[Begin Records to use]

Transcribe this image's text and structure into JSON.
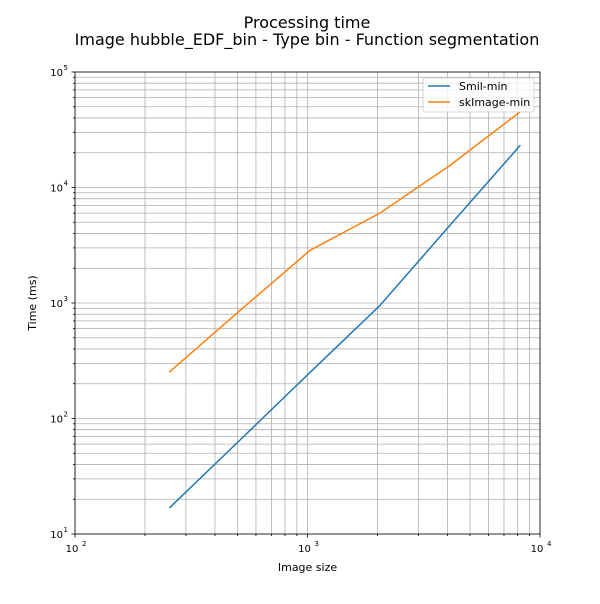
{
  "chart_data": {
    "type": "line",
    "title": "Processing time",
    "subtitle": "Image hubble_EDF_bin - Type bin - Function segmentation",
    "xlabel": "Image size",
    "ylabel": "Time (ms)",
    "xscale": "log",
    "yscale": "log",
    "xlim": [
      100,
      10000
    ],
    "ylim": [
      10,
      100000
    ],
    "grid": "major-and-minor",
    "legend_position": "top-right",
    "x_ticks": [
      {
        "base": "10",
        "exp": "2",
        "value": 100
      },
      {
        "base": "10",
        "exp": "3",
        "value": 1000
      },
      {
        "base": "10",
        "exp": "4",
        "value": 10000
      }
    ],
    "y_ticks": [
      {
        "base": "10",
        "exp": "1",
        "value": 10
      },
      {
        "base": "10",
        "exp": "2",
        "value": 100
      },
      {
        "base": "10",
        "exp": "3",
        "value": 1000
      },
      {
        "base": "10",
        "exp": "4",
        "value": 10000
      },
      {
        "base": "10",
        "exp": "5",
        "value": 100000
      }
    ],
    "x": [
      256,
      512,
      1024,
      2048,
      4096,
      8192
    ],
    "series": [
      {
        "name": "Smil-min",
        "color": "#1f77b4",
        "values": [
          17,
          65,
          250,
          950,
          4700,
          23000
        ]
      },
      {
        "name": "skImage-min",
        "color": "#ff7f0e",
        "values": [
          255,
          860,
          2850,
          6000,
          15500,
          45000
        ]
      }
    ]
  }
}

[End Records to use]

__Exercise__: Copy every record above exactly, leaving out the pictures.

__Completed exercise__:
Transcribe this image's text and structure into JSON.
{
  "chart_data": {
    "type": "line",
    "title": "Processing time",
    "subtitle": "Image hubble_EDF_bin - Type bin - Function segmentation",
    "xlabel": "Image size",
    "ylabel": "Time (ms)",
    "xscale": "log",
    "yscale": "log",
    "xlim": [
      100,
      10000
    ],
    "ylim": [
      10,
      100000
    ],
    "grid": "major-and-minor",
    "legend_position": "top-right",
    "x_ticks": [
      {
        "base": "10",
        "exp": "2",
        "value": 100
      },
      {
        "base": "10",
        "exp": "3",
        "value": 1000
      },
      {
        "base": "10",
        "exp": "4",
        "value": 10000
      }
    ],
    "y_ticks": [
      {
        "base": "10",
        "exp": "1",
        "value": 10
      },
      {
        "base": "10",
        "exp": "2",
        "value": 100
      },
      {
        "base": "10",
        "exp": "3",
        "value": 1000
      },
      {
        "base": "10",
        "exp": "4",
        "value": 10000
      },
      {
        "base": "10",
        "exp": "5",
        "value": 100000
      }
    ],
    "x": [
      256,
      512,
      1024,
      2048,
      4096,
      8192
    ],
    "series": [
      {
        "name": "Smil-min",
        "color": "#1f77b4",
        "values": [
          17,
          65,
          250,
          950,
          4700,
          23000
        ]
      },
      {
        "name": "skImage-min",
        "color": "#ff7f0e",
        "values": [
          255,
          860,
          2850,
          6000,
          15500,
          45000
        ]
      }
    ]
  }
}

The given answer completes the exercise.